**DATA TO USE:**
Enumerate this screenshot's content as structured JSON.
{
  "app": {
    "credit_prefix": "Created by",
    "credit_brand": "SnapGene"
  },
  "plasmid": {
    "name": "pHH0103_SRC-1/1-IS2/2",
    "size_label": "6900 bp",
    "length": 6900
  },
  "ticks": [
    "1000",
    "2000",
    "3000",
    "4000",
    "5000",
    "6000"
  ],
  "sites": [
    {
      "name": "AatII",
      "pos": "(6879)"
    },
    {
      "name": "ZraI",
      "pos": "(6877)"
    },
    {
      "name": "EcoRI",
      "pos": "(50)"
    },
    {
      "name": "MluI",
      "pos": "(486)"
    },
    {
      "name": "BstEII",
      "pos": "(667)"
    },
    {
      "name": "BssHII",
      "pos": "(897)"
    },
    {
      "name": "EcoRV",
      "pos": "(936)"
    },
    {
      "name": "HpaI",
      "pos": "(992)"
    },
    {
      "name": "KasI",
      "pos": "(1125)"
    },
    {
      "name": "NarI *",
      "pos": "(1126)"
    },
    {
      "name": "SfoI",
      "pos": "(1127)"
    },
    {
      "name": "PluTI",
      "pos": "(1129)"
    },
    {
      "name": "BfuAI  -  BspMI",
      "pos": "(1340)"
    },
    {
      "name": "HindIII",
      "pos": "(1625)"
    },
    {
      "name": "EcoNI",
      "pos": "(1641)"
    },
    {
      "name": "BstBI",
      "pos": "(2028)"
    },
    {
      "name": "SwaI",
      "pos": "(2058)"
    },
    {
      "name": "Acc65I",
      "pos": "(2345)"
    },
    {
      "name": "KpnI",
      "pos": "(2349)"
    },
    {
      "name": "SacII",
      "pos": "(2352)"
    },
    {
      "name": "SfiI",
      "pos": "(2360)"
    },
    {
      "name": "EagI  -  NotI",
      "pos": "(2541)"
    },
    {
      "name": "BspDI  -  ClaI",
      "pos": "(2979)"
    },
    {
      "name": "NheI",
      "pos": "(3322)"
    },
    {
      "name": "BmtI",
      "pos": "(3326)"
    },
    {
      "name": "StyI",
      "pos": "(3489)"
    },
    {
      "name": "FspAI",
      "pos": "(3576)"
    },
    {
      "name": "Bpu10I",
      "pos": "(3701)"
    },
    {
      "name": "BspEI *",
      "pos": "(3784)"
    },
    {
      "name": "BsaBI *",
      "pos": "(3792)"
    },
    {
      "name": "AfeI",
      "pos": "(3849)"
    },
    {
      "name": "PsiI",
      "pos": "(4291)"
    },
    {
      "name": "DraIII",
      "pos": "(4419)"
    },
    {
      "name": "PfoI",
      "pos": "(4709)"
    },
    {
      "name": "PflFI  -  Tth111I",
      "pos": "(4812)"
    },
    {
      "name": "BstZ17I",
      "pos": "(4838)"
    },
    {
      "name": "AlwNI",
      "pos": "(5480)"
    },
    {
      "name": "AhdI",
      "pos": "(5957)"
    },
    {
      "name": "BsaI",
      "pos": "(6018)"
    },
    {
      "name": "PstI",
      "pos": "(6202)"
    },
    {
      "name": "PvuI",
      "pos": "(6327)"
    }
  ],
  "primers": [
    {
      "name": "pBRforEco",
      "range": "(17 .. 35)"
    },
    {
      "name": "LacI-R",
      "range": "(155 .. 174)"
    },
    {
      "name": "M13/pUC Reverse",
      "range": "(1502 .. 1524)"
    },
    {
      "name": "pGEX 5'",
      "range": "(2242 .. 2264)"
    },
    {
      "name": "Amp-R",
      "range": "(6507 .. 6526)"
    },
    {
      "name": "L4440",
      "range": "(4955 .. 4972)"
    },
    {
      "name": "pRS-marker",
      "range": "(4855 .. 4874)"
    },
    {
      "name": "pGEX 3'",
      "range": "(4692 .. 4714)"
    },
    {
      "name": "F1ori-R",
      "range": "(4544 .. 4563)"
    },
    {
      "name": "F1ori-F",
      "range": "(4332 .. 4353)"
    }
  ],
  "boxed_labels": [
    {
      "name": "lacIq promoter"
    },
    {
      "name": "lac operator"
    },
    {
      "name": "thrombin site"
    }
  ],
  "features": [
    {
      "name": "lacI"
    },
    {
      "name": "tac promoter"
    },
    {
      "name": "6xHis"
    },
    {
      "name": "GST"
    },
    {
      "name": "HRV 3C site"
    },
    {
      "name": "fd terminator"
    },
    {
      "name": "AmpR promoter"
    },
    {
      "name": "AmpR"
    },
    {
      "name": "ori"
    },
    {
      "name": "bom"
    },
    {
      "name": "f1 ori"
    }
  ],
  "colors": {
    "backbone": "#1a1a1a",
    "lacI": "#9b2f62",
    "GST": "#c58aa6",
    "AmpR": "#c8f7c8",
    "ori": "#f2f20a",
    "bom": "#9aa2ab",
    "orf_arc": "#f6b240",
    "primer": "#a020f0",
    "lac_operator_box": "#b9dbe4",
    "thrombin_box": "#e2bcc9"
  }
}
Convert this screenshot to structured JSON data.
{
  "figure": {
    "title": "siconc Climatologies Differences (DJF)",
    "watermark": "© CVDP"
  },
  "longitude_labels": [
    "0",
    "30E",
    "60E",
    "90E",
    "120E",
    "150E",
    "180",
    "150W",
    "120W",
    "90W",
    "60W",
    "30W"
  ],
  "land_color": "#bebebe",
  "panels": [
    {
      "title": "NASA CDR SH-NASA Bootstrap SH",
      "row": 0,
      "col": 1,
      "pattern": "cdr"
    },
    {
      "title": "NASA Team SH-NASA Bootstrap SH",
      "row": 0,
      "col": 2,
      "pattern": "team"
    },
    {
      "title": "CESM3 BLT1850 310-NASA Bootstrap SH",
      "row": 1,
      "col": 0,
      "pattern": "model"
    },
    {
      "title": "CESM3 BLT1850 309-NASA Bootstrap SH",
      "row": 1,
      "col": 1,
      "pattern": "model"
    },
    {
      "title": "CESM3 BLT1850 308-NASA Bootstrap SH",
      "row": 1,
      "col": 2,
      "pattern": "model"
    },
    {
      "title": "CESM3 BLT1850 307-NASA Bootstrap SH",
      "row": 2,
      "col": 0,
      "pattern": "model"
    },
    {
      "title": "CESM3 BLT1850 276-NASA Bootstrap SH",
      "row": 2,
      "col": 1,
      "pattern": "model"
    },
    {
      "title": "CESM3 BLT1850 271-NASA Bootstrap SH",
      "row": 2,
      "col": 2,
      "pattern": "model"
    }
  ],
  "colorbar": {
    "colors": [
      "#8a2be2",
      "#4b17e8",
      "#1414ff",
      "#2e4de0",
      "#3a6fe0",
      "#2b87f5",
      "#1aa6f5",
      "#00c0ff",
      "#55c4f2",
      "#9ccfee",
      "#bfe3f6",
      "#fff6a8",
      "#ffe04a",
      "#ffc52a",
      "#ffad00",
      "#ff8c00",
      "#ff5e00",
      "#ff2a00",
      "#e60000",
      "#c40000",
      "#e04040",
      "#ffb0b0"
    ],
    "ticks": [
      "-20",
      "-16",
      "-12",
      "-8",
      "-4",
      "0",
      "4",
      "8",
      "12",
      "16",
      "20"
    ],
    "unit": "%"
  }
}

**SHORT TASK:** From the listing, copy each line containing the word "structured".

**SOLUTION TO THE EXERCISE:**
Enumerate this screenshot's content as structured JSON.
Convert this screenshot to structured JSON data.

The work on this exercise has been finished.